Skip all pictures; return exactly the lines from the one containing "Transcribe the text in this document." through the end of the data.

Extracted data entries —
_ _ _ _

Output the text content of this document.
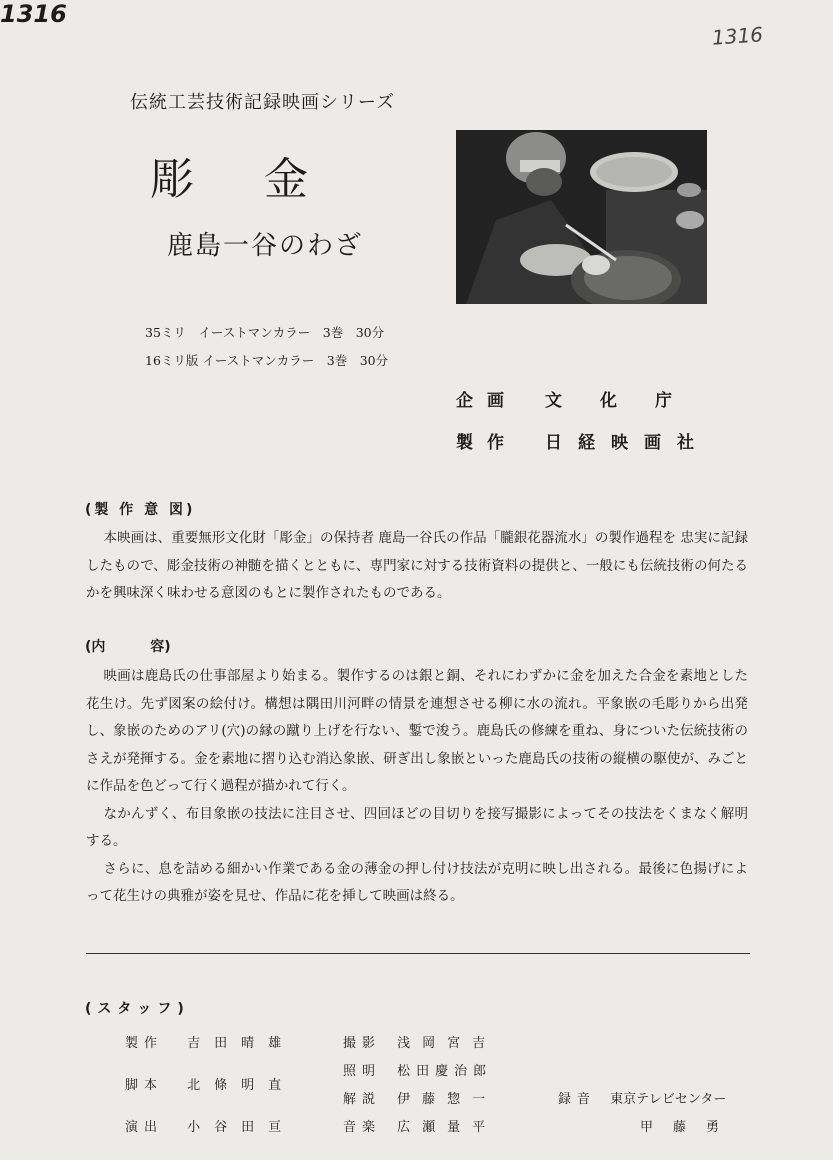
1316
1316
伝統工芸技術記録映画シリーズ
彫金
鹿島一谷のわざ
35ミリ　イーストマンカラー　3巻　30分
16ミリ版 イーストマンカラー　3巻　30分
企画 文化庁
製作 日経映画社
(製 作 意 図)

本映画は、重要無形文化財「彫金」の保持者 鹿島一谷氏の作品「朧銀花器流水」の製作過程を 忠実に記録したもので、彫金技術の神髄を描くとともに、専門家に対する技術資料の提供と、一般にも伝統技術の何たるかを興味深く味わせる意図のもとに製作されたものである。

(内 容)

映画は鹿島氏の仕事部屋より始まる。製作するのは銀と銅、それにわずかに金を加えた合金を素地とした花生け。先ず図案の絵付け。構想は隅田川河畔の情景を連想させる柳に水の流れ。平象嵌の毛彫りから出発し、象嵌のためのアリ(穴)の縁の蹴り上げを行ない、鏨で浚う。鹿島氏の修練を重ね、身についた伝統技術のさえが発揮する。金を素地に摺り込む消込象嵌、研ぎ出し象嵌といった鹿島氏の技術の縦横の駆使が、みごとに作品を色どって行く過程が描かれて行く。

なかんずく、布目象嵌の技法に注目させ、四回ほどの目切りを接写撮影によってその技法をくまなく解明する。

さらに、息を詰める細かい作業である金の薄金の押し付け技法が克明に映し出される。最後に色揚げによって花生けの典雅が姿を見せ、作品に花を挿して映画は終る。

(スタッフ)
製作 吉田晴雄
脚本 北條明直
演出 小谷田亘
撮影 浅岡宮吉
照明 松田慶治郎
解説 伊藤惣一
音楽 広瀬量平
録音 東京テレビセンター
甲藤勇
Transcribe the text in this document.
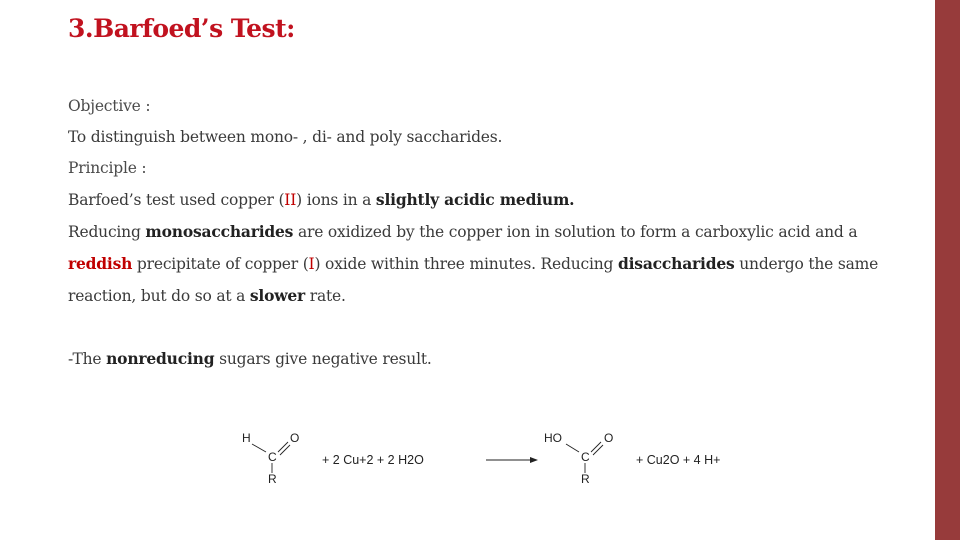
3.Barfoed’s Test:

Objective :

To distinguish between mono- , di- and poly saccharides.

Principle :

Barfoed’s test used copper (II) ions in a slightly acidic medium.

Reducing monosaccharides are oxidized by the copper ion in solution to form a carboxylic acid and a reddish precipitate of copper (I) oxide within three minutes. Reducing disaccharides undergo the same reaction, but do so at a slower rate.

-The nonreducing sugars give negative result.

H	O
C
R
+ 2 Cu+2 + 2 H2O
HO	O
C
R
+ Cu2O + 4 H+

_ _ _ _

TASK RESPONSE —
Transcribe the text in this document.
3.Barfoed’s Test:

Objective :

To distinguish between mono- , di- and poly saccharides.

Principle :

Barfoed’s test used copper (II) ions in a slightly acidic medium.

Reducing monosaccharides are oxidized by the copper ion in solution to form a carboxylic acid and a reddish precipitate of copper (I) oxide within three minutes. Reducing disaccharides undergo the same reaction, but do so at a slower rate.

-The nonreducing sugars give negative result.

H	O
C
R
+ 2 Cu+2 + 2 H2O
HO	O
C
R
+ Cu2O + 4 H+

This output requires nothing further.